__What the task asks__. Write every record out again exactly as given.

>> start

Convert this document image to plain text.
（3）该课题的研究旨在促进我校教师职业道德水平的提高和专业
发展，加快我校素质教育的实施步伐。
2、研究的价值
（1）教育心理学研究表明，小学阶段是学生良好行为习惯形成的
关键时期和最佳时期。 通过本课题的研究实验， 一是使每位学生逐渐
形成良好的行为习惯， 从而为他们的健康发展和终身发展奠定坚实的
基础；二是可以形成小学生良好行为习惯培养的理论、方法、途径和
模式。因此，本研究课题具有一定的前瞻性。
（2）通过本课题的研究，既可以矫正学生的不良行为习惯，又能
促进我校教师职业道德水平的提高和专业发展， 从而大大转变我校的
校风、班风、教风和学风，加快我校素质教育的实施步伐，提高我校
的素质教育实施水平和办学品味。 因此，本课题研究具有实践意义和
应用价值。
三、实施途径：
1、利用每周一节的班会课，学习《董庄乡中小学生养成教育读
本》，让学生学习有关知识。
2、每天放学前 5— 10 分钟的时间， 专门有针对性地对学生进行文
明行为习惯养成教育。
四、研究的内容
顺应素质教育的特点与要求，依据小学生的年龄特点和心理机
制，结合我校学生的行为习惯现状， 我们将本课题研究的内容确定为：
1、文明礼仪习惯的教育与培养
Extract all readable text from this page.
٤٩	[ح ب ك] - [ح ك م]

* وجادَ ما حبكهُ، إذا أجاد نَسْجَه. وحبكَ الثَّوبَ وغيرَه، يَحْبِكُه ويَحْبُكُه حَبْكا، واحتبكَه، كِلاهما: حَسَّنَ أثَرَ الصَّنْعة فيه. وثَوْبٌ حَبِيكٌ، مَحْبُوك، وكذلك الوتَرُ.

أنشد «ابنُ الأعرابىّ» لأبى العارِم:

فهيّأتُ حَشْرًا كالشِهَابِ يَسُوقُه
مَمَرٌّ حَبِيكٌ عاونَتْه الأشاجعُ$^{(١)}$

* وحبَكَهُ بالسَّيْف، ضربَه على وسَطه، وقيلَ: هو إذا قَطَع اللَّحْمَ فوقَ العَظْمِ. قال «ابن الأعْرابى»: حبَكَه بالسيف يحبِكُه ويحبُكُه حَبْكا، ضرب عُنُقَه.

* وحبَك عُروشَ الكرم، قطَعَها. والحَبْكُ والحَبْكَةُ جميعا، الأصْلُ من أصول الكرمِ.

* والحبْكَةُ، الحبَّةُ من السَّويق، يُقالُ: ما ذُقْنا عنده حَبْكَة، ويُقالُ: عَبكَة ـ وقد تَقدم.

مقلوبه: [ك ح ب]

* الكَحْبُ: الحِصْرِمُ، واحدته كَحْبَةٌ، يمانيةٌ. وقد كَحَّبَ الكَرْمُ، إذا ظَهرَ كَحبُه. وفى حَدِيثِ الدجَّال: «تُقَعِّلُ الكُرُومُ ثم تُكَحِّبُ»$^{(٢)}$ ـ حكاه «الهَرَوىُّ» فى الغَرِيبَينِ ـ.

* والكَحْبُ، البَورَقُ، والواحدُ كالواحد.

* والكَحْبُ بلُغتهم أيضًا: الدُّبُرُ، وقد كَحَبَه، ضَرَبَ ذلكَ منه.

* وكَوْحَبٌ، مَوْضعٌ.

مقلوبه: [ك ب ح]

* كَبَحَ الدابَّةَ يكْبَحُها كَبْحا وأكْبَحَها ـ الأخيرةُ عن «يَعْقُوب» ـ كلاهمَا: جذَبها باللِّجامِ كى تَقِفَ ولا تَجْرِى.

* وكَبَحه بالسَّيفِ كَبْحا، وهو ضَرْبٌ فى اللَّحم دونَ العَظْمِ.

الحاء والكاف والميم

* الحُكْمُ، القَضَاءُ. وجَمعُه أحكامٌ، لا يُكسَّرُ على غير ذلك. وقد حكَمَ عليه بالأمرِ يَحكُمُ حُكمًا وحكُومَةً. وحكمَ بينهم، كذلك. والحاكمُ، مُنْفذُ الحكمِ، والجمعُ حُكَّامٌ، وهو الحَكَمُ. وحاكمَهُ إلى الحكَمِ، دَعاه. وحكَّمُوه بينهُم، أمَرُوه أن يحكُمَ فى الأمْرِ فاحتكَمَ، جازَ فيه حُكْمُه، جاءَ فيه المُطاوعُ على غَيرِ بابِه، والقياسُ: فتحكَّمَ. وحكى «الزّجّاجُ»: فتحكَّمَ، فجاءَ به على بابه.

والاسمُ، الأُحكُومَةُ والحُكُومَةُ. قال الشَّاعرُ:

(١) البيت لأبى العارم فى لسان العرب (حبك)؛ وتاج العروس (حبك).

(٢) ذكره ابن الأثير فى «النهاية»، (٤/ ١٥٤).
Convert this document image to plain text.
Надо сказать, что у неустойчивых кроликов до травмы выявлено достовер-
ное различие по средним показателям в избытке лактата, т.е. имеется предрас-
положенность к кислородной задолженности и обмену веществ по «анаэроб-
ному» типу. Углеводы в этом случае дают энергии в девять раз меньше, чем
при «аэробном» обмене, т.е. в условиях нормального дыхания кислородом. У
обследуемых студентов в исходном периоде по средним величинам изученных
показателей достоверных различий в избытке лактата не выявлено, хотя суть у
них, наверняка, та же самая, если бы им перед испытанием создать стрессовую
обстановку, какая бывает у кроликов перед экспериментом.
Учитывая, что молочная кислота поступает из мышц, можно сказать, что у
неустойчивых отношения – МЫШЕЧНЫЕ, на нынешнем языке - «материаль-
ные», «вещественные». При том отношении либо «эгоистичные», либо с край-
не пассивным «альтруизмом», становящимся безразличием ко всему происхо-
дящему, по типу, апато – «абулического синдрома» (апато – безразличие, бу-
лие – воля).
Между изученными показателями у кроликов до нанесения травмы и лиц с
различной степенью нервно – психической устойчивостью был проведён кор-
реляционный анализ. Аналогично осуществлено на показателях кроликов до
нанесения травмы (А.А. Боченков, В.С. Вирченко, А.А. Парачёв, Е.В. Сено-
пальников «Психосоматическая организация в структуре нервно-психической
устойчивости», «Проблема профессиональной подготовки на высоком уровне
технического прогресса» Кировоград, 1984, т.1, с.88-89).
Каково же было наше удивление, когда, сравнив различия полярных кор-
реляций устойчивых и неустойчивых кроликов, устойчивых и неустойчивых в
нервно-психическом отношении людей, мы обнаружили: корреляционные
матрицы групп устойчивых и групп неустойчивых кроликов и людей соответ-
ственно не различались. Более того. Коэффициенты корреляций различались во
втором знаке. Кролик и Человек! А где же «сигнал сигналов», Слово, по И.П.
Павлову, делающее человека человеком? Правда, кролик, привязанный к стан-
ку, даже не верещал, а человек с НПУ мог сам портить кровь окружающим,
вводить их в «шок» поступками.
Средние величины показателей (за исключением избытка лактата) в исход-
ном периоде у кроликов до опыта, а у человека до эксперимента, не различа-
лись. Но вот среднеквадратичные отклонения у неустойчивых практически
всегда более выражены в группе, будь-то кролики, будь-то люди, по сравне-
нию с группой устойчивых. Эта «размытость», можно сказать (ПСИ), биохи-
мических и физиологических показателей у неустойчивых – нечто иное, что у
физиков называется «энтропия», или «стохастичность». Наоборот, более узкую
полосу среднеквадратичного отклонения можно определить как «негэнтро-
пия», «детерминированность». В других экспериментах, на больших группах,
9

>> end

__Exercise solution__.
Convert this document image to plain text.
（3）该课题的研究旨在促进我校教师职业道德水平的提高和专业
发展，加快我校素质教育的实施步伐。
2、研究的价值
（1）教育心理学研究表明，小学阶段是学生良好行为习惯形成的
关键时期和最佳时期。 通过本课题的研究实验， 一是使每位学生逐渐
形成良好的行为习惯， 从而为他们的健康发展和终身发展奠定坚实的
基础；二是可以形成小学生良好行为习惯培养的理论、方法、途径和
模式。因此，本研究课题具有一定的前瞻性。
（2）通过本课题的研究，既可以矫正学生的不良行为习惯，又能
促进我校教师职业道德水平的提高和专业发展， 从而大大转变我校的
校风、班风、教风和学风，加快我校素质教育的实施步伐，提高我校
的素质教育实施水平和办学品味。 因此，本课题研究具有实践意义和
应用价值。
三、实施途径：
1、利用每周一节的班会课，学习《董庄乡中小学生养成教育读
本》，让学生学习有关知识。
2、每天放学前 5— 10 分钟的时间， 专门有针对性地对学生进行文
明行为习惯养成教育。
四、研究的内容
顺应素质教育的特点与要求，依据小学生的年龄特点和心理机
制，结合我校学生的行为习惯现状， 我们将本课题研究的内容确定为：
1、文明礼仪习惯的教育与培养
Extract all readable text from this page.
٤٩	[ح ب ك] - [ح ك م]

* وجادَ ما حبكهُ، إذا أجاد نَسْجَه. وحبكَ الثَّوبَ وغيرَه، يَحْبِكُه ويَحْبُكُه حَبْكا، واحتبكَه، كِلاهما: حَسَّنَ أثَرَ الصَّنْعة فيه. وثَوْبٌ حَبِيكٌ، مَحْبُوك، وكذلك الوتَرُ.

أنشد «ابنُ الأعرابىّ» لأبى العارِم:

فهيّأتُ حَشْرًا كالشِهَابِ يَسُوقُه
مَمَرٌّ حَبِيكٌ عاونَتْه الأشاجعُ$^{(١)}$

* وحبَكَهُ بالسَّيْف، ضربَه على وسَطه، وقيلَ: هو إذا قَطَع اللَّحْمَ فوقَ العَظْمِ. قال «ابن الأعْرابى»: حبَكَه بالسيف يحبِكُه ويحبُكُه حَبْكا، ضرب عُنُقَه.

* وحبَك عُروشَ الكرم، قطَعَها. والحَبْكُ والحَبْكَةُ جميعا، الأصْلُ من أصول الكرمِ.

* والحبْكَةُ، الحبَّةُ من السَّويق، يُقالُ: ما ذُقْنا عنده حَبْكَة، ويُقالُ: عَبكَة ـ وقد تَقدم.

مقلوبه: [ك ح ب]

* الكَحْبُ: الحِصْرِمُ، واحدته كَحْبَةٌ، يمانيةٌ. وقد كَحَّبَ الكَرْمُ، إذا ظَهرَ كَحبُه. وفى حَدِيثِ الدجَّال: «تُقَعِّلُ الكُرُومُ ثم تُكَحِّبُ»$^{(٢)}$ ـ حكاه «الهَرَوىُّ» فى الغَرِيبَينِ ـ.

* والكَحْبُ، البَورَقُ، والواحدُ كالواحد.

* والكَحْبُ بلُغتهم أيضًا: الدُّبُرُ، وقد كَحَبَه، ضَرَبَ ذلكَ منه.

* وكَوْحَبٌ، مَوْضعٌ.

مقلوبه: [ك ب ح]

* كَبَحَ الدابَّةَ يكْبَحُها كَبْحا وأكْبَحَها ـ الأخيرةُ عن «يَعْقُوب» ـ كلاهمَا: جذَبها باللِّجامِ كى تَقِفَ ولا تَجْرِى.

* وكَبَحه بالسَّيفِ كَبْحا، وهو ضَرْبٌ فى اللَّحم دونَ العَظْمِ.

الحاء والكاف والميم

* الحُكْمُ، القَضَاءُ. وجَمعُه أحكامٌ، لا يُكسَّرُ على غير ذلك. وقد حكَمَ عليه بالأمرِ يَحكُمُ حُكمًا وحكُومَةً. وحكمَ بينهم، كذلك. والحاكمُ، مُنْفذُ الحكمِ، والجمعُ حُكَّامٌ، وهو الحَكَمُ. وحاكمَهُ إلى الحكَمِ، دَعاه. وحكَّمُوه بينهُم، أمَرُوه أن يحكُمَ فى الأمْرِ فاحتكَمَ، جازَ فيه حُكْمُه، جاءَ فيه المُطاوعُ على غَيرِ بابِه، والقياسُ: فتحكَّمَ. وحكى «الزّجّاجُ»: فتحكَّمَ، فجاءَ به على بابه.

والاسمُ، الأُحكُومَةُ والحُكُومَةُ. قال الشَّاعرُ:

(١) البيت لأبى العارم فى لسان العرب (حبك)؛ وتاج العروس (حبك).

(٢) ذكره ابن الأثير فى «النهاية»، (٤/ ١٥٤).
Convert this document image to plain text.
Надо сказать, что у неустойчивых кроликов до травмы выявлено достовер-
ное различие по средним показателям в избытке лактата, т.е. имеется предрас-
положенность к кислородной задолженности и обмену веществ по «анаэроб-
ному» типу. Углеводы в этом случае дают энергии в девять раз меньше, чем
при «аэробном» обмене, т.е. в условиях нормального дыхания кислородом. У
обследуемых студентов в исходном периоде по средним величинам изученных
показателей достоверных различий в избытке лактата не выявлено, хотя суть у
них, наверняка, та же самая, если бы им перед испытанием создать стрессовую
обстановку, какая бывает у кроликов перед экспериментом.
Учитывая, что молочная кислота поступает из мышц, можно сказать, что у
неустойчивых отношения – МЫШЕЧНЫЕ, на нынешнем языке - «материаль-
ные», «вещественные». При том отношении либо «эгоистичные», либо с край-
не пассивным «альтруизмом», становящимся безразличием ко всему происхо-
дящему, по типу, апато – «абулического синдрома» (апато – безразличие, бу-
лие – воля).
Между изученными показателями у кроликов до нанесения травмы и лиц с
различной степенью нервно – психической устойчивостью был проведён кор-
реляционный анализ. Аналогично осуществлено на показателях кроликов до
нанесения травмы (А.А. Боченков, В.С. Вирченко, А.А. Парачёв, Е.В. Сено-
пальников «Психосоматическая организация в структуре нервно-психической
устойчивости», «Проблема профессиональной подготовки на высоком уровне
технического прогресса» Кировоград, 1984, т.1, с.88-89).
Каково же было наше удивление, когда, сравнив различия полярных кор-
реляций устойчивых и неустойчивых кроликов, устойчивых и неустойчивых в
нервно-психическом отношении людей, мы обнаружили: корреляционные
матрицы групп устойчивых и групп неустойчивых кроликов и людей соответ-
ственно не различались. Более того. Коэффициенты корреляций различались во
втором знаке. Кролик и Человек! А где же «сигнал сигналов», Слово, по И.П.
Павлову, делающее человека человеком? Правда, кролик, привязанный к стан-
ку, даже не верещал, а человек с НПУ мог сам портить кровь окружающим,
вводить их в «шок» поступками.
Средние величины показателей (за исключением избытка лактата) в исход-
ном периоде у кроликов до опыта, а у человека до эксперимента, не различа-
лись. Но вот среднеквадратичные отклонения у неустойчивых практически
всегда более выражены в группе, будь-то кролики, будь-то люди, по сравне-
нию с группой устойчивых. Эта «размытость», можно сказать (ПСИ), биохи-
мических и физиологических показателей у неустойчивых – нечто иное, что у
физиков называется «энтропия», или «стохастичность». Наоборот, более узкую
полосу среднеквадратичного отклонения можно определить как «негэнтро-
пия», «детерминированность». В других экспериментах, на больших группах,
9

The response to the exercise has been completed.